Member of the U.S. House of Representatives from Massachusetts's 6th district
- In office January 3, 1993 – January 3, 1997
- Preceded by: Nicholas Mavroules
- Succeeded by: John F. Tierney

Member of the Massachusetts House of Representatives from the 13th Essex district
- In office January 2, 1985 – January 1, 1991
- Preceded by: John E. Murphy Jr.
- Succeeded by: Sally Kerans

Personal details
- Born: Peter Gerard Torkildsen January 28, 1958 (age 68) Milwaukee, Wisconsin, U.S.
- Party: Republican
- Spouse: Gail Torkildsen
- Education: University of Massachusetts, Amherst (BA) Harvard University (MPA)

= Peter G. Torkildsen =

American politician

Peter Gerard Torkildsen (born January 28, 1958) is an American former politician. He represented the 13th Essex district, including his hometown of Danvers, in the Massachusetts House of Representatives from 1985 to 1991 and represented Massachusetts's 6th congressional district, covering much of Essex County, for two terms in the U.S. House from 1993 to 1997. Torkildsen also served as chair of the Massachusetts Republican Party from 2007 to 2009.

====

• REQUIREMENT:
According to the Torkildsen biography, what personal connection did Torkildsen have to the 13th Essex district he represented in the Massachusetts House? Answer in one to three sentences.

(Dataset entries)
====

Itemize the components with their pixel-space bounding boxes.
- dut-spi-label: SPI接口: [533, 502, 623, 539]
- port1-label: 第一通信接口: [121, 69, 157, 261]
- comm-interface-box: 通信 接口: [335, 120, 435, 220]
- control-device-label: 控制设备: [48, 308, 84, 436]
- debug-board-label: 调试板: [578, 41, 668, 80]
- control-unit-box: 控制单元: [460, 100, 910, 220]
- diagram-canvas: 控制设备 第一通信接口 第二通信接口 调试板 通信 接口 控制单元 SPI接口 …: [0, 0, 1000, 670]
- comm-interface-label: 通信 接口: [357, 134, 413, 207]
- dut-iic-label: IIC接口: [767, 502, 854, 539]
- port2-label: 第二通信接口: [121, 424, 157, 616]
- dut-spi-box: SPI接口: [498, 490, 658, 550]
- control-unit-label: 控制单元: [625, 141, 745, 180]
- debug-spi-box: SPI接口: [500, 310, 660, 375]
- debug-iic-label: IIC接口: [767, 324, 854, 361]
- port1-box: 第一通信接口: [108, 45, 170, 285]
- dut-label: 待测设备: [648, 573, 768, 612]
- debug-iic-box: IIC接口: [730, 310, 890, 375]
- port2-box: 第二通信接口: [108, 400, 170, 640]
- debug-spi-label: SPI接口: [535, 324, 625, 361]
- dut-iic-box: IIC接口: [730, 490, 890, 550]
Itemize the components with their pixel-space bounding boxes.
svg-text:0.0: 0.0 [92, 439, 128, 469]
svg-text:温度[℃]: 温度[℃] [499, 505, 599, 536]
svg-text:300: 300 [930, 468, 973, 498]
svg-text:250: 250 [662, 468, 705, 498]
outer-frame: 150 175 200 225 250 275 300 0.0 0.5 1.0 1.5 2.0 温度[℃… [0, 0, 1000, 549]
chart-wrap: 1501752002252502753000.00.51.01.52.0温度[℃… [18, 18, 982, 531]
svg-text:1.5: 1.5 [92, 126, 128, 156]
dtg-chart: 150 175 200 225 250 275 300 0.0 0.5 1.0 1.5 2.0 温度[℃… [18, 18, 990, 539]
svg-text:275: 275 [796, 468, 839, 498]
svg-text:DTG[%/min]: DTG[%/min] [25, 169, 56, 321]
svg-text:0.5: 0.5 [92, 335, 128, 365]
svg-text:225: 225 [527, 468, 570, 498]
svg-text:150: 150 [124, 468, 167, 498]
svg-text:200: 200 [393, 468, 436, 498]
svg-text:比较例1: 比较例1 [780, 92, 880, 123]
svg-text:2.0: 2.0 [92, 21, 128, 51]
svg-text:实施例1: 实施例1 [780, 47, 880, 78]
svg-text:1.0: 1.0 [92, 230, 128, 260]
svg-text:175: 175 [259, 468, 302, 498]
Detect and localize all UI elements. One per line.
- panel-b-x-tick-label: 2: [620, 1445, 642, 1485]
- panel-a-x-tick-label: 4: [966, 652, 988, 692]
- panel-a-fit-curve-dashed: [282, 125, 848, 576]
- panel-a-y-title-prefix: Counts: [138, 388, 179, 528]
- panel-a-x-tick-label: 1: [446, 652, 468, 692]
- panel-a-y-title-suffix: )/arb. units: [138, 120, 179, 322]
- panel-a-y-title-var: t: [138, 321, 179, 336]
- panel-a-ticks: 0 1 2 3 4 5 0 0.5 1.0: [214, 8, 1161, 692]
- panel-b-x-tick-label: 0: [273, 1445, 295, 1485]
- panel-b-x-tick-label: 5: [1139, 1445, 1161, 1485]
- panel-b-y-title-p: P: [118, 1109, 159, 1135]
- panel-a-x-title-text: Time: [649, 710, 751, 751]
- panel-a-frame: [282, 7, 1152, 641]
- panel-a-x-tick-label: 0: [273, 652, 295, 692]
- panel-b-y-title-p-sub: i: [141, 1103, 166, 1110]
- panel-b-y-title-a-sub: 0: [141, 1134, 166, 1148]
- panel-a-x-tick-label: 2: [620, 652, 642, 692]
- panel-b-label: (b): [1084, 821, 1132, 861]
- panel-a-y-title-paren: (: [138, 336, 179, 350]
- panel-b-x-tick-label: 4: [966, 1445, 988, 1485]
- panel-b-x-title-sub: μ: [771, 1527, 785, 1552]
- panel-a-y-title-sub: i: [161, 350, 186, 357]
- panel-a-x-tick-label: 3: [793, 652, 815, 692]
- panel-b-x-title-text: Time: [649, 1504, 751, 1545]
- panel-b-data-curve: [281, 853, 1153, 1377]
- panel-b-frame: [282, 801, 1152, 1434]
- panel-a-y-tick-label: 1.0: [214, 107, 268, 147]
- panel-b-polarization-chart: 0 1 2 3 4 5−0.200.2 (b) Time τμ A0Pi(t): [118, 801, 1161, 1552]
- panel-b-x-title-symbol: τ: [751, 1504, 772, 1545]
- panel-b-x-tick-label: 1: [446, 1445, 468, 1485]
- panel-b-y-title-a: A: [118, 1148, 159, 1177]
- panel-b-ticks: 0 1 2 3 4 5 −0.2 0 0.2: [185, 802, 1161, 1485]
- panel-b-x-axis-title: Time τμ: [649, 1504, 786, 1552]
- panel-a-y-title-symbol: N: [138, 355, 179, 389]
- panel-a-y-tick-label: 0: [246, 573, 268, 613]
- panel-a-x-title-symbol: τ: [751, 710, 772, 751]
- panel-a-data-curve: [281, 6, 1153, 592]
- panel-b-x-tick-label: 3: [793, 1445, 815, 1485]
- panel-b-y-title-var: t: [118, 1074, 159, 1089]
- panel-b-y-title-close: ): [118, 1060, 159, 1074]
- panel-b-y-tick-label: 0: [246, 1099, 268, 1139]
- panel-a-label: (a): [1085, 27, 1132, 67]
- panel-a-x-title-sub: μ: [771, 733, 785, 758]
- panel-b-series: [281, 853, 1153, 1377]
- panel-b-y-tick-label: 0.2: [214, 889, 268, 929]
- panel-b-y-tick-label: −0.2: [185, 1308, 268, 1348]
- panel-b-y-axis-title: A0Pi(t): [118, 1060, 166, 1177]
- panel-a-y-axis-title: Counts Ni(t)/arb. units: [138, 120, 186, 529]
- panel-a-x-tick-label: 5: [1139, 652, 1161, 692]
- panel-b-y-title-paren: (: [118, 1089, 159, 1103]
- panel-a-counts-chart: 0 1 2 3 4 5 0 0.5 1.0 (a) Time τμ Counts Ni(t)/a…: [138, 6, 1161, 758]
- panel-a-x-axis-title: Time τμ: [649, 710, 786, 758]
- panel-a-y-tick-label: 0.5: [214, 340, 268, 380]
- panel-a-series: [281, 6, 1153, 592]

====

• REPLY TO THE EXERCISE:
The 13th Essex district included Danvers, Torkildsen's hometown. He represented that district in the Massachusetts House of Representatives from 1985 to 1991.